_Dataset records_
+ + + + +

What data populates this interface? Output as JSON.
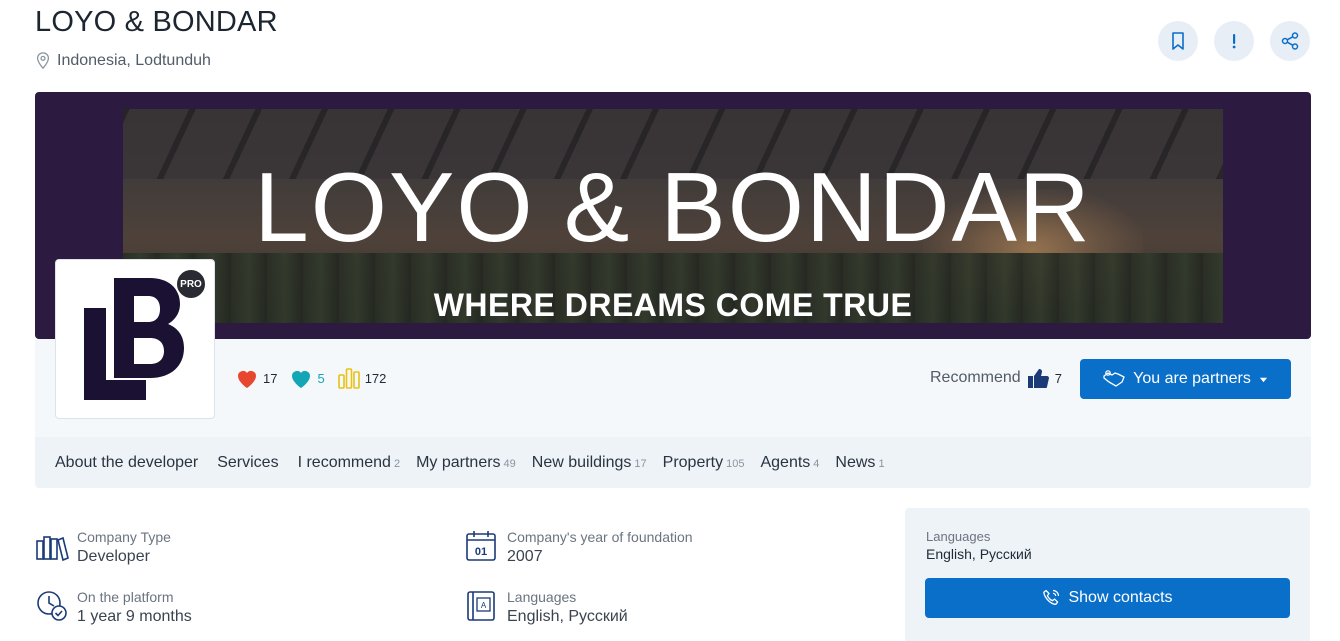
{
  "header": {
    "title": "LOYO & BONDAR",
    "location": "Indonesia, Lodtunduh"
  },
  "banner": {
    "title": "LOYO & BONDAR",
    "subtitle": "WHERE DREAMS COME TRUE"
  },
  "logo": {
    "badge": "PRO"
  },
  "stats": {
    "likes": "17",
    "favorites": "5",
    "views": "172"
  },
  "recommend": {
    "label": "Recommend",
    "count": "7"
  },
  "partners_button": "You are partners",
  "tabs": [
    {
      "label": "About the developer",
      "count": ""
    },
    {
      "label": "Services",
      "count": ""
    },
    {
      "label": "I recommend",
      "count": "2"
    },
    {
      "label": "My partners",
      "count": "49"
    },
    {
      "label": "New buildings",
      "count": "17"
    },
    {
      "label": "Property",
      "count": "105"
    },
    {
      "label": "Agents",
      "count": "4"
    },
    {
      "label": "News",
      "count": "1"
    }
  ],
  "info": {
    "company_type": {
      "label": "Company Type",
      "value": "Developer"
    },
    "foundation": {
      "label": "Company's year of foundation",
      "value": "2007"
    },
    "platform": {
      "label": "On the platform",
      "value": "1 year 9 months"
    },
    "languages": {
      "label": "Languages",
      "value": "English, Русский"
    }
  },
  "side_panel": {
    "languages_label": "Languages",
    "languages_value": "English, Русский",
    "contacts_button": "Show contacts"
  },
  "colors": {
    "accent": "#0a6fc9",
    "banner_bg": "#2d1a40",
    "heart": "#e8472f",
    "teal": "#15a6b5",
    "yellow": "#e8c215",
    "logo_dark": "#1b1233"
  }
}
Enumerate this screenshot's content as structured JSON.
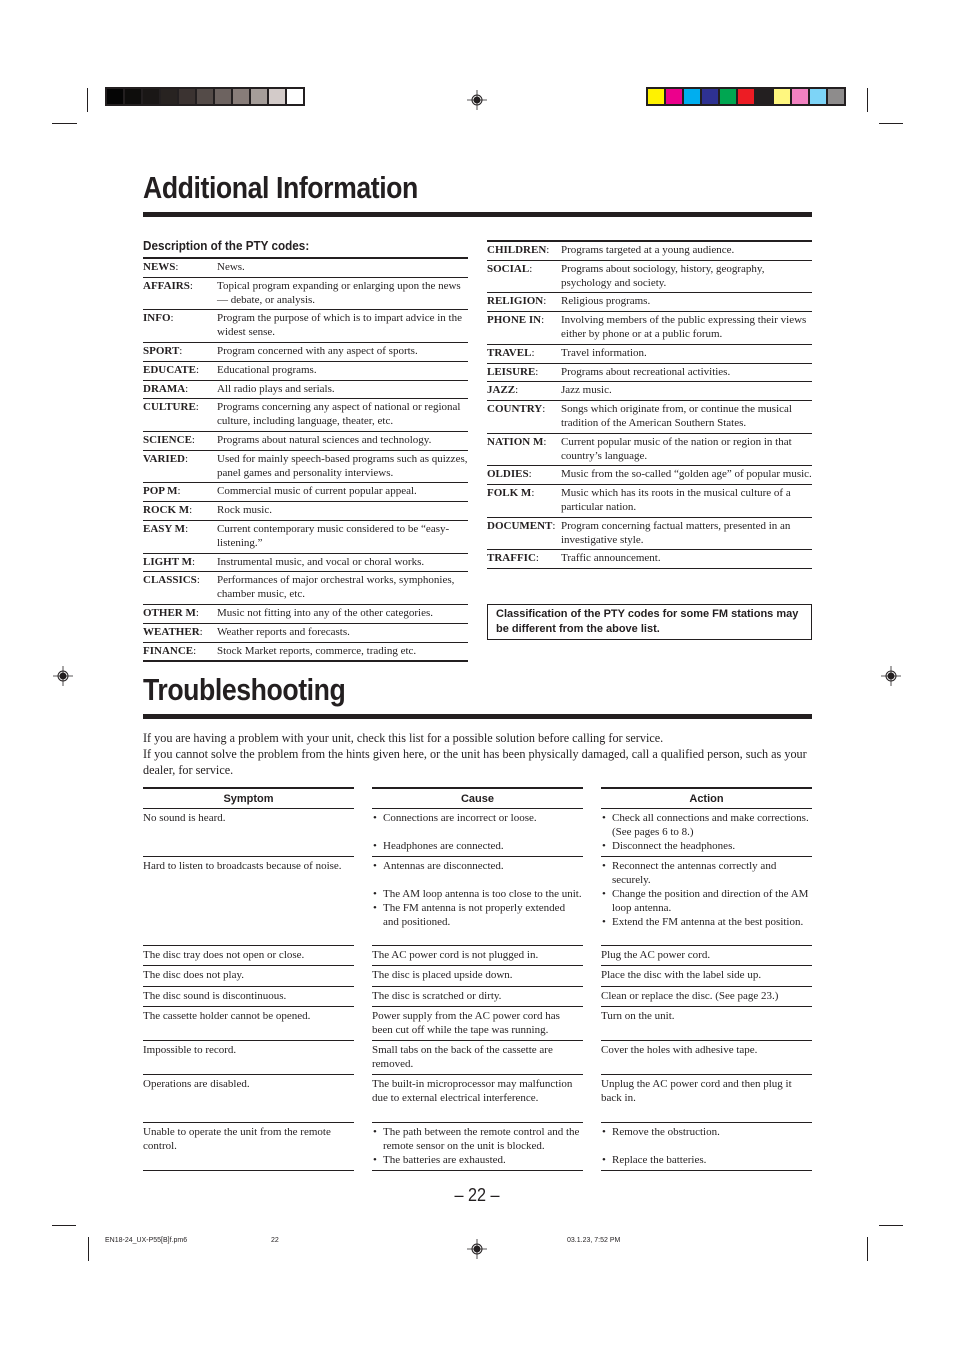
{
  "print_marks": {
    "gray_swatches": [
      "#050505",
      "#0e0d0c",
      "#1a1716",
      "#282321",
      "#3b3331",
      "#544b48",
      "#6d6360",
      "#887d79",
      "#a59d99",
      "#d3cbc9",
      "#ffffff"
    ],
    "color_swatches": [
      "#fff200",
      "#ec008c",
      "#00aeef",
      "#2e3192",
      "#00a651",
      "#ed1c24",
      "#231f20",
      "#fff77f",
      "#f282c1",
      "#7dd4f7",
      "#8e8c8c"
    ]
  },
  "additional_info": {
    "title": "Additional Information",
    "subtitle": "Description of the PTY codes:",
    "left_codes": [
      {
        "code": "NEWS",
        "desc": "News."
      },
      {
        "code": "AFFAIRS",
        "desc": "Topical program expanding or enlarging upon the news — debate, or analysis."
      },
      {
        "code": "INFO",
        "desc": "Program the purpose of which is to impart advice in the widest sense."
      },
      {
        "code": "SPORT",
        "desc": "Program concerned with any aspect of sports."
      },
      {
        "code": "EDUCATE",
        "desc": "Educational programs."
      },
      {
        "code": "DRAMA",
        "desc": "All radio plays and serials."
      },
      {
        "code": "CULTURE",
        "desc": "Programs concerning any aspect of national or regional culture, including language, theater, etc."
      },
      {
        "code": "SCIENCE",
        "desc": "Programs about natural sciences and technology."
      },
      {
        "code": "VARIED",
        "desc": "Used for mainly speech-based programs such as quizzes, panel games and personality interviews."
      },
      {
        "code": "POP M",
        "desc": "Commercial music of current popular appeal."
      },
      {
        "code": "ROCK M",
        "desc": "Rock music."
      },
      {
        "code": "EASY M",
        "desc": "Current contemporary music considered to be “easy-listening.”"
      },
      {
        "code": "LIGHT M",
        "desc": "Instrumental music, and vocal or choral works."
      },
      {
        "code": "CLASSICS",
        "desc": "Performances of major orchestral works, symphonies, chamber music, etc."
      },
      {
        "code": "OTHER M",
        "desc": "Music not fitting into any of the other categories."
      },
      {
        "code": "WEATHER",
        "desc": "Weather reports and forecasts."
      },
      {
        "code": "FINANCE",
        "desc": "Stock Market reports, commerce, trading etc."
      }
    ],
    "right_codes": [
      {
        "code": "CHILDREN",
        "desc": "Programs targeted at a young audience."
      },
      {
        "code": "SOCIAL",
        "desc": "Programs about sociology, history, geography, psychology and society."
      },
      {
        "code": "RELIGION",
        "desc": "Religious programs."
      },
      {
        "code": "PHONE IN",
        "desc": "Involving members of the public expressing their views either by phone or at a public forum."
      },
      {
        "code": "TRAVEL",
        "desc": "Travel information."
      },
      {
        "code": "LEISURE",
        "desc": "Programs about recreational activities."
      },
      {
        "code": "JAZZ",
        "desc": "Jazz music."
      },
      {
        "code": "COUNTRY",
        "desc": "Songs which originate from, or continue the musical tradition of the American Southern States."
      },
      {
        "code": "NATION M",
        "desc": "Current popular music of the nation or region in that country’s language."
      },
      {
        "code": "OLDIES",
        "desc": "Music from the so-called “golden age” of popular music."
      },
      {
        "code": "FOLK M",
        "desc": "Music which has its roots in the musical culture of a particular nation."
      },
      {
        "code": "DOCUMENT",
        "desc": "Program concerning factual matters, presented in an investigative style."
      },
      {
        "code": "TRAFFIC",
        "desc": "Traffic announcement."
      }
    ],
    "note": "Classification of the PTY codes for some FM stations may be different from the above list."
  },
  "troubleshooting": {
    "title": "Troubleshooting",
    "intro_1": "If you are having a problem with your unit, check this list for a possible solution before calling for service.",
    "intro_2": "If you cannot solve the problem from the hints given here, or the unit has been physically damaged, call a qualified person, such as your dealer, for service.",
    "headers": {
      "symptom": "Symptom",
      "cause": "Cause",
      "action": "Action"
    },
    "rows": [
      {
        "symptom": "No sound is heard.",
        "causes": [
          "Connections are incorrect or loose.",
          "Headphones are connected."
        ],
        "actions": [
          "Check all connections and make corrections. (See pages 6 to 8.)",
          "Disconnect the headphones."
        ]
      },
      {
        "symptom": "Hard to listen to broadcasts because of noise.",
        "causes": [
          "Antennas are disconnected.",
          "The AM loop antenna is too close to the unit.",
          "The FM antenna is not properly extended and positioned."
        ],
        "actions": [
          "Reconnect the antennas correctly and securely.",
          "Change the position and direction of the AM loop antenna.",
          "Extend the FM antenna at the best position."
        ]
      },
      {
        "symptom": "The disc tray does not open or close.",
        "cause": "The AC power cord is not plugged in.",
        "action": "Plug the AC power cord."
      },
      {
        "symptom": "The disc does not play.",
        "cause": "The disc is placed upside down.",
        "action": "Place the disc with the label side up."
      },
      {
        "symptom": "The disc sound is discontinuous.",
        "cause": "The disc is scratched or dirty.",
        "action": "Clean or replace the disc. (See page 23.)"
      },
      {
        "symptom": "The cassette holder cannot be opened.",
        "cause": "Power supply from the AC power cord has been cut off while the tape was running.",
        "action": "Turn on the unit."
      },
      {
        "symptom": "Impossible to record.",
        "cause": "Small tabs on the back of the cassette are removed.",
        "action": "Cover the holes with adhesive tape."
      },
      {
        "symptom": "Operations are disabled.",
        "cause": "The built-in microprocessor may malfunction due to external electrical interference.",
        "action": "Unplug the AC power cord and then plug it back in."
      },
      {
        "symptom": "Unable to operate the unit from the remote control.",
        "causes": [
          "The path between the remote control and the remote sensor on the unit is blocked.",
          "The batteries are exhausted."
        ],
        "actions": [
          "Remove the obstruction.",
          "Replace the batteries."
        ]
      }
    ]
  },
  "page_number": "– 22 –",
  "footer": {
    "file": "EN18-24_UX-P55[B]f.pm6",
    "page": "22",
    "datetime": "03.1.23, 7:52 PM"
  }
}
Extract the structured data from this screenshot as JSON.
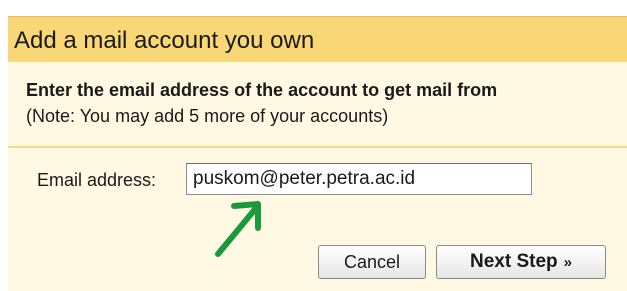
{
  "dialog": {
    "title": "Add a mail account you own",
    "instruction": "Enter the email address of the account to get mail from",
    "note": "(Note: You may add 5 more of your accounts)"
  },
  "form": {
    "email_label": "Email address:",
    "email_value": "puskom@peter.petra.ac.id"
  },
  "buttons": {
    "cancel_label": "Cancel",
    "next_label": "Next Step",
    "next_icon": "»"
  },
  "annotation": {
    "arrow_icon": "pointer-arrow-icon",
    "arrow_color": "#1a9a3a"
  },
  "colors": {
    "header_bg": "#f9d776",
    "panel_bg": "#fff8e2"
  }
}
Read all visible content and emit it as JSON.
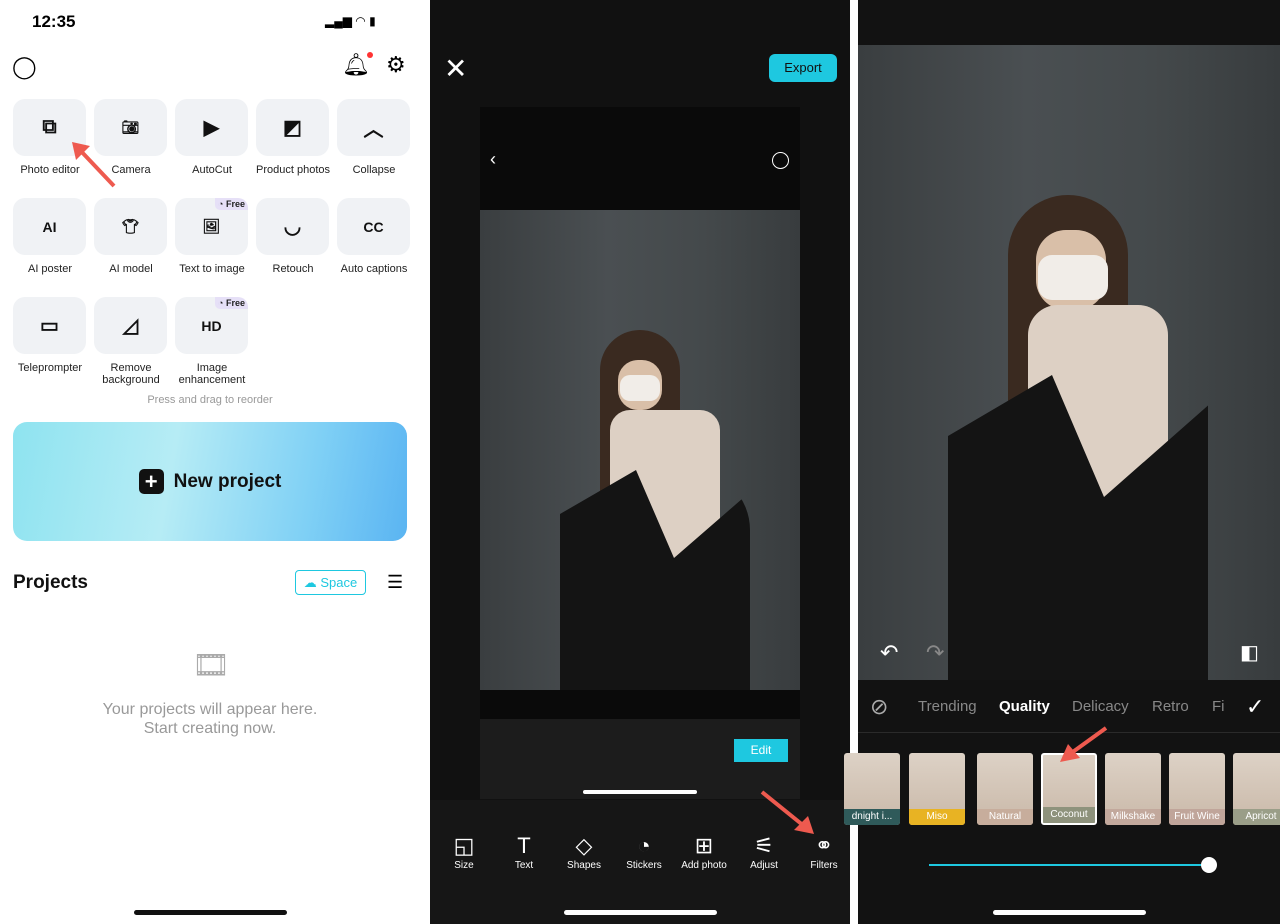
{
  "home": {
    "time": "12:35",
    "tiles": [
      {
        "label": "Photo editor",
        "icon": "photo-editor-icon",
        "glyph": "⧉"
      },
      {
        "label": "Camera",
        "icon": "camera-icon",
        "glyph": "📷︎"
      },
      {
        "label": "AutoCut",
        "icon": "autocut-icon",
        "glyph": "▶"
      },
      {
        "label": "Product photos",
        "icon": "product-photos-icon",
        "glyph": "◩"
      },
      {
        "label": "Collapse",
        "icon": "chevron-up-icon",
        "glyph": "︿"
      },
      {
        "label": "AI poster",
        "icon": "ai-poster-icon",
        "glyph": "AI"
      },
      {
        "label": "AI model",
        "icon": "ai-model-icon",
        "glyph": "👕︎"
      },
      {
        "label": "Text to image",
        "icon": "text-to-image-icon",
        "glyph": "🖼︎",
        "badge": "Free"
      },
      {
        "label": "Retouch",
        "icon": "retouch-icon",
        "glyph": "◡"
      },
      {
        "label": "Auto captions",
        "icon": "captions-icon",
        "glyph": "CC"
      },
      {
        "label": "Teleprompter",
        "icon": "teleprompter-icon",
        "glyph": "▭"
      },
      {
        "label": "Remove background",
        "icon": "remove-bg-icon",
        "glyph": "◿"
      },
      {
        "label": "Image enhancement",
        "icon": "hd-icon",
        "glyph": "HD",
        "badge": "Free"
      }
    ],
    "reorder_hint": "Press and drag to reorder",
    "new_project": "New project",
    "projects_title": "Projects",
    "space_label": "Space",
    "empty_line1": "Your projects will appear here.",
    "empty_line2": "Start creating now."
  },
  "editor": {
    "export": "Export",
    "edit": "Edit",
    "tools": [
      {
        "label": "Size",
        "glyph": "◱"
      },
      {
        "label": "Text",
        "glyph": "T"
      },
      {
        "label": "Shapes",
        "glyph": "◇"
      },
      {
        "label": "Stickers",
        "glyph": "◔"
      },
      {
        "label": "Add photo",
        "glyph": "⊞"
      },
      {
        "label": "Adjust",
        "glyph": "⚟"
      },
      {
        "label": "Filters",
        "glyph": "⚭"
      }
    ]
  },
  "filters": {
    "tabs": [
      "Trending",
      "Quality",
      "Delicacy",
      "Retro",
      "Fi"
    ],
    "active_tab": "Quality",
    "items": [
      {
        "label": "dnight i...",
        "color": "#2f5a5a"
      },
      {
        "label": "Miso",
        "color": "#e8b323"
      },
      {
        "label": "Natural",
        "color": "#c7ad9c"
      },
      {
        "label": "Coconut",
        "color": "#8e927c"
      },
      {
        "label": "Milkshake",
        "color": "#c2a89c"
      },
      {
        "label": "Fruit Wine",
        "color": "#c0a59a"
      },
      {
        "label": "Apricot",
        "color": "#9a9e88"
      }
    ],
    "selected": "Coconut",
    "intensity": 1.0
  },
  "colors": {
    "accent": "#1ec8e0",
    "arrow": "#ee5a4f"
  }
}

+ + + + +

_REQUIRED TASK_
Sift through the entries and copy every line with "foundation".

_RESULT OF THIS TASK_
    "foundation": {
      "label": "Company's year of foundation",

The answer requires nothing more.